Write the material out again exactly.
-.-.-
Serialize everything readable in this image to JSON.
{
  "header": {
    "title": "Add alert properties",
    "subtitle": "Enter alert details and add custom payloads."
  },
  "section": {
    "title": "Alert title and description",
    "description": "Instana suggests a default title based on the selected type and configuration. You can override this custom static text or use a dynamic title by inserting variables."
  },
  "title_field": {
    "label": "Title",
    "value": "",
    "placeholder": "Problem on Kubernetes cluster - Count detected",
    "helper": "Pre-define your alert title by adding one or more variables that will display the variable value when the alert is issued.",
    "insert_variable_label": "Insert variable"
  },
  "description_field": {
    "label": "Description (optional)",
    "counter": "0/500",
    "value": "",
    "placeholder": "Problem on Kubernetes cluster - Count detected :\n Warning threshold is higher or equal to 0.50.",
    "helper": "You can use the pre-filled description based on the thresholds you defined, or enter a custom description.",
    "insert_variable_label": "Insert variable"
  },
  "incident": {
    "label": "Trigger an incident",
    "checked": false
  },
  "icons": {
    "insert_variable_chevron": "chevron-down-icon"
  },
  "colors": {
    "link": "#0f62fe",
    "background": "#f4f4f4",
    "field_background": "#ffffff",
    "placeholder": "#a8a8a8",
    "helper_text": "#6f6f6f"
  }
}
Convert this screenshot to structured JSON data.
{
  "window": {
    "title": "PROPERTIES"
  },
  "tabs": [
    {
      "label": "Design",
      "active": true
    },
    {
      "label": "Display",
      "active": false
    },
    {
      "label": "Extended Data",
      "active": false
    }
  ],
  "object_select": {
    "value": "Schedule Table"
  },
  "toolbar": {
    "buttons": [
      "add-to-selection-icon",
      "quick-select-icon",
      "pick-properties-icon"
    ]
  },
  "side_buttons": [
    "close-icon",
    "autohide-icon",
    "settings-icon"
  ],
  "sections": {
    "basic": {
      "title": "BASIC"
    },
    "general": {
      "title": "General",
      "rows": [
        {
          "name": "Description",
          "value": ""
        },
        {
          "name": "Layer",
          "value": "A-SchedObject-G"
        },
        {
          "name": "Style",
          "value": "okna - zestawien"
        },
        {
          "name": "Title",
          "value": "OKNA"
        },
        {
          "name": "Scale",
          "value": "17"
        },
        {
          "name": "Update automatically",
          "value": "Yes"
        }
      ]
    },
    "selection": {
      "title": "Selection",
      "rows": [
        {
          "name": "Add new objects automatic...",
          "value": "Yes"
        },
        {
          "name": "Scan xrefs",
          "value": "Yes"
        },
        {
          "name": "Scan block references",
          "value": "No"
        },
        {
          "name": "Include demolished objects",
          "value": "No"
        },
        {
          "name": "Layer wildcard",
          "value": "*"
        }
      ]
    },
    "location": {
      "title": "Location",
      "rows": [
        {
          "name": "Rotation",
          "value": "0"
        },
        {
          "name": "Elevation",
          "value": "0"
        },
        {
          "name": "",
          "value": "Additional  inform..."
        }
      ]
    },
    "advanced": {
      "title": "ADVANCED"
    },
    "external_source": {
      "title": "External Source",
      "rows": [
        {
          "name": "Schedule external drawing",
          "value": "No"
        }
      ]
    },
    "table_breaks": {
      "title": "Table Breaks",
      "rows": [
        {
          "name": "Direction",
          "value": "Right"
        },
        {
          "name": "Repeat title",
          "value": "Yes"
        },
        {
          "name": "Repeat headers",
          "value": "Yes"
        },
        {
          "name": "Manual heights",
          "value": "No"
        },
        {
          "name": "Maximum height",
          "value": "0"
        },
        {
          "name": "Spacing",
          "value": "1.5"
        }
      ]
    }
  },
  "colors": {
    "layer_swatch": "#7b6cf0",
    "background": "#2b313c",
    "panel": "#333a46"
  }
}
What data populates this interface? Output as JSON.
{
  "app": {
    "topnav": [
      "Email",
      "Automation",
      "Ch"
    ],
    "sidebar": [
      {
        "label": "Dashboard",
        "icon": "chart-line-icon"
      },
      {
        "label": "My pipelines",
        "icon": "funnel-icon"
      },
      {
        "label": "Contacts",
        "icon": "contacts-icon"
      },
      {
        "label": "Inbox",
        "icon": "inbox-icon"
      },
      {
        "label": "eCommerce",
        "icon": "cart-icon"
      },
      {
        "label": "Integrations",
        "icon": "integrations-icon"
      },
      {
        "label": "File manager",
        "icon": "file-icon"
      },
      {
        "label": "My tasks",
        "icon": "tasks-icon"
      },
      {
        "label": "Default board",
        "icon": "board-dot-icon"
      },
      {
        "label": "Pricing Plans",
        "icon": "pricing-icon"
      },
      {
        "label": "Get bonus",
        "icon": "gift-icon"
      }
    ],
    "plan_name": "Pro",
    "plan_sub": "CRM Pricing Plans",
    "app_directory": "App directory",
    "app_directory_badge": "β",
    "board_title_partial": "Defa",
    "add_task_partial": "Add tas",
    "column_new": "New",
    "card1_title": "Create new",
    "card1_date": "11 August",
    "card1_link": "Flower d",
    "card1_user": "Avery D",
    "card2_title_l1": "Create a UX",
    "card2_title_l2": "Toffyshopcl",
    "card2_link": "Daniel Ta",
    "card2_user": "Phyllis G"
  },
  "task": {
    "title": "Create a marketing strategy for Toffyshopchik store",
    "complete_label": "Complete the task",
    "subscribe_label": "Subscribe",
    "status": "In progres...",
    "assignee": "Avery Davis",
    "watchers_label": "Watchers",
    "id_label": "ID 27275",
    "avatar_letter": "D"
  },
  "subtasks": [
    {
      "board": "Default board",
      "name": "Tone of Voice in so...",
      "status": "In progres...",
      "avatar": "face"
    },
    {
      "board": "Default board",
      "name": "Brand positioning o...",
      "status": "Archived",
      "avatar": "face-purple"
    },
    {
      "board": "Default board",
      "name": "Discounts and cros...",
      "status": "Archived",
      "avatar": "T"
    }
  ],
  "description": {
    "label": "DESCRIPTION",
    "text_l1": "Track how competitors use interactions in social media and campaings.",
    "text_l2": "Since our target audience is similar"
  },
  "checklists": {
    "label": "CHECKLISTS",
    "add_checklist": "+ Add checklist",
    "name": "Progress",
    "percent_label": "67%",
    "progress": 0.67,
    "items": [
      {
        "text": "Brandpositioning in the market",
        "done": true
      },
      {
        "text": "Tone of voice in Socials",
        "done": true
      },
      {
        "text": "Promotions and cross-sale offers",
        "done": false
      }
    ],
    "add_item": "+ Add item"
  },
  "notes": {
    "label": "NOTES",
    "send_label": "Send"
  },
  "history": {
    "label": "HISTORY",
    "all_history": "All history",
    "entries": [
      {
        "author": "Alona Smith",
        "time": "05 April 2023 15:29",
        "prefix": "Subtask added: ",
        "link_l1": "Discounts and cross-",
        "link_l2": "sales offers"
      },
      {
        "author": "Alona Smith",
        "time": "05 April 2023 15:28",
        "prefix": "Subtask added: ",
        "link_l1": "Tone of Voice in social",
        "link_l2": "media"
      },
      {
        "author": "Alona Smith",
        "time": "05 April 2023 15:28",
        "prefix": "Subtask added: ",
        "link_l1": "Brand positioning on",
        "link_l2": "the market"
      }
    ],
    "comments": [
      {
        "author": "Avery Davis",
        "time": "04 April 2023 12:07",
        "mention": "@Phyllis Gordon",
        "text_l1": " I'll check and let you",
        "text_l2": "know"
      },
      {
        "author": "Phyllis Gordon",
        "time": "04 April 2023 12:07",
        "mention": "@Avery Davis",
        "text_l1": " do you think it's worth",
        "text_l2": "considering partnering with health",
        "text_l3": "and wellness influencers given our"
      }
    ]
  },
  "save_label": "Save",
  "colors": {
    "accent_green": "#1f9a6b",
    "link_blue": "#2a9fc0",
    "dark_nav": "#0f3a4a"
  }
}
-.-.-
**Answer to the exercise:**
Serialize everything readable in this image to JSON.
{
  "header": {
    "title": "Add alert properties",
    "subtitle": "Enter alert details and add custom payloads."
  },
  "section": {
    "title": "Alert title and description",
    "description": "Instana suggests a default title based on the selected type and configuration. You can override this custom static text or use a dynamic title by inserting variables."
  },
  "title_field": {
    "label": "Title",
    "value": "",
    "placeholder": "Problem on Kubernetes cluster - Count detected",
    "helper": "Pre-define your alert title by adding one or more variables that will display the variable value when the alert is issued.",
    "insert_variable_label": "Insert variable"
  },
  "description_field": {
    "label": "Description (optional)",
    "counter": "0/500",
    "value": "",
    "placeholder": "Problem on Kubernetes cluster - Count detected :\n Warning threshold is higher or equal to 0.50.",
    "helper": "You can use the pre-filled description based on the thresholds you defined, or enter a custom description.",
    "insert_variable_label": "Insert variable"
  },
  "incident": {
    "label": "Trigger an incident",
    "checked": false
  },
  "icons": {
    "insert_variable_chevron": "chevron-down-icon"
  },
  "colors": {
    "link": "#0f62fe",
    "background": "#f4f4f4",
    "field_background": "#ffffff",
    "placeholder": "#a8a8a8",
    "helper_text": "#6f6f6f"
  }
}
Convert this screenshot to structured JSON data.
{
  "window": {
    "title": "PROPERTIES"
  },
  "tabs": [
    {
      "label": "Design",
      "active": true
    },
    {
      "label": "Display",
      "active": false
    },
    {
      "label": "Extended Data",
      "active": false
    }
  ],
  "object_select": {
    "value": "Schedule Table"
  },
  "toolbar": {
    "buttons": [
      "add-to-selection-icon",
      "quick-select-icon",
      "pick-properties-icon"
    ]
  },
  "side_buttons": [
    "close-icon",
    "autohide-icon",
    "settings-icon"
  ],
  "sections": {
    "basic": {
      "title": "BASIC"
    },
    "general": {
      "title": "General",
      "rows": [
        {
          "name": "Description",
          "value": ""
        },
        {
          "name": "Layer",
          "value": "A-SchedObject-G"
        },
        {
          "name": "Style",
          "value": "okna - zestawien"
        },
        {
          "name": "Title",
          "value": "OKNA"
        },
        {
          "name": "Scale",
          "value": "17"
        },
        {
          "name": "Update automatically",
          "value": "Yes"
        }
      ]
    },
    "selection": {
      "title": "Selection",
      "rows": [
        {
          "name": "Add new objects automatic...",
          "value": "Yes"
        },
        {
          "name": "Scan xrefs",
          "value": "Yes"
        },
        {
          "name": "Scan block references",
          "value": "No"
        },
        {
          "name": "Include demolished objects",
          "value": "No"
        },
        {
          "name": "Layer wildcard",
          "value": "*"
        }
      ]
    },
    "location": {
      "title": "Location",
      "rows": [
        {
          "name": "Rotation",
          "value": "0"
        },
        {
          "name": "Elevation",
          "value": "0"
        },
        {
          "name": "",
          "value": "Additional  inform..."
        }
      ]
    },
    "advanced": {
      "title": "ADVANCED"
    },
    "external_source": {
      "title": "External Source",
      "rows": [
        {
          "name": "Schedule external drawing",
          "value": "No"
        }
      ]
    },
    "table_breaks": {
      "title": "Table Breaks",
      "rows": [
        {
          "name": "Direction",
          "value": "Right"
        },
        {
          "name": "Repeat title",
          "value": "Yes"
        },
        {
          "name": "Repeat headers",
          "value": "Yes"
        },
        {
          "name": "Manual heights",
          "value": "No"
        },
        {
          "name": "Maximum height",
          "value": "0"
        },
        {
          "name": "Spacing",
          "value": "1.5"
        }
      ]
    }
  },
  "colors": {
    "layer_swatch": "#7b6cf0",
    "background": "#2b313c",
    "panel": "#333a46"
  }
}
What data populates this interface? Output as JSON.
{
  "app": {
    "topnav": [
      "Email",
      "Automation",
      "Ch"
    ],
    "sidebar": [
      {
        "label": "Dashboard",
        "icon": "chart-line-icon"
      },
      {
        "label": "My pipelines",
        "icon": "funnel-icon"
      },
      {
        "label": "Contacts",
        "icon": "contacts-icon"
      },
      {
        "label": "Inbox",
        "icon": "inbox-icon"
      },
      {
        "label": "eCommerce",
        "icon": "cart-icon"
      },
      {
        "label": "Integrations",
        "icon": "integrations-icon"
      },
      {
        "label": "File manager",
        "icon": "file-icon"
      },
      {
        "label": "My tasks",
        "icon": "tasks-icon"
      },
      {
        "label": "Default board",
        "icon": "board-dot-icon"
      },
      {
        "label": "Pricing Plans",
        "icon": "pricing-icon"
      },
      {
        "label": "Get bonus",
        "icon": "gift-icon"
      }
    ],
    "plan_name": "Pro",
    "plan_sub": "CRM Pricing Plans",
    "app_directory": "App directory",
    "app_directory_badge": "β",
    "board_title_partial": "Defa",
    "add_task_partial": "Add tas",
    "column_new": "New",
    "card1_title": "Create new",
    "card1_date": "11 August",
    "card1_link": "Flower d",
    "card1_user": "Avery D",
    "card2_title_l1": "Create a UX",
    "card2_title_l2": "Toffyshopcl",
    "card2_link": "Daniel Ta",
    "card2_user": "Phyllis G"
  },
  "task": {
    "title": "Create a marketing strategy for Toffyshopchik store",
    "complete_label": "Complete the task",
    "subscribe_label": "Subscribe",
    "status": "In progres...",
    "assignee": "Avery Davis",
    "watchers_label": "Watchers",
    "id_label": "ID 27275",
    "avatar_letter": "D"
  },
  "subtasks": [
    {
      "board": "Default board",
      "name": "Tone of Voice in so...",
      "status": "In progres...",
      "avatar": "face"
    },
    {
      "board": "Default board",
      "name": "Brand positioning o...",
      "status": "Archived",
      "avatar": "face-purple"
    },
    {
      "board": "Default board",
      "name": "Discounts and cros...",
      "status": "Archived",
      "avatar": "T"
    }
  ],
  "description": {
    "label": "DESCRIPTION",
    "text_l1": "Track how competitors use interactions in social media and campaings.",
    "text_l2": "Since our target audience is similar"
  },
  "checklists": {
    "label": "CHECKLISTS",
    "add_checklist": "+ Add checklist",
    "name": "Progress",
    "percent_label": "67%",
    "progress": 0.67,
    "items": [
      {
        "text": "Brandpositioning in the market",
        "done": true
      },
      {
        "text": "Tone of voice in Socials",
        "done": true
      },
      {
        "text": "Promotions and cross-sale offers",
        "done": false
      }
    ],
    "add_item": "+ Add item"
  },
  "notes": {
    "label": "NOTES",
    "send_label": "Send"
  },
  "history": {
    "label": "HISTORY",
    "all_history": "All history",
    "entries": [
      {
        "author": "Alona Smith",
        "time": "05 April 2023 15:29",
        "prefix": "Subtask added: ",
        "link_l1": "Discounts and cross-",
        "link_l2": "sales offers"
      },
      {
        "author": "Alona Smith",
        "time": "05 April 2023 15:28",
        "prefix": "Subtask added: ",
        "link_l1": "Tone of Voice in social",
        "link_l2": "media"
      },
      {
        "author": "Alona Smith",
        "time": "05 April 2023 15:28",
        "prefix": "Subtask added: ",
        "link_l1": "Brand positioning on",
        "link_l2": "the market"
      }
    ],
    "comments": [
      {
        "author": "Avery Davis",
        "time": "04 April 2023 12:07",
        "mention": "@Phyllis Gordon",
        "text_l1": " I'll check and let you",
        "text_l2": "know"
      },
      {
        "author": "Phyllis Gordon",
        "time": "04 April 2023 12:07",
        "mention": "@Avery Davis",
        "text_l1": " do you think it's worth",
        "text_l2": "considering partnering with health",
        "text_l3": "and wellness influencers given our"
      }
    ]
  },
  "save_label": "Save",
  "colors": {
    "accent_green": "#1f9a6b",
    "link_blue": "#2a9fc0",
    "dark_nav": "#0f3a4a"
  }
}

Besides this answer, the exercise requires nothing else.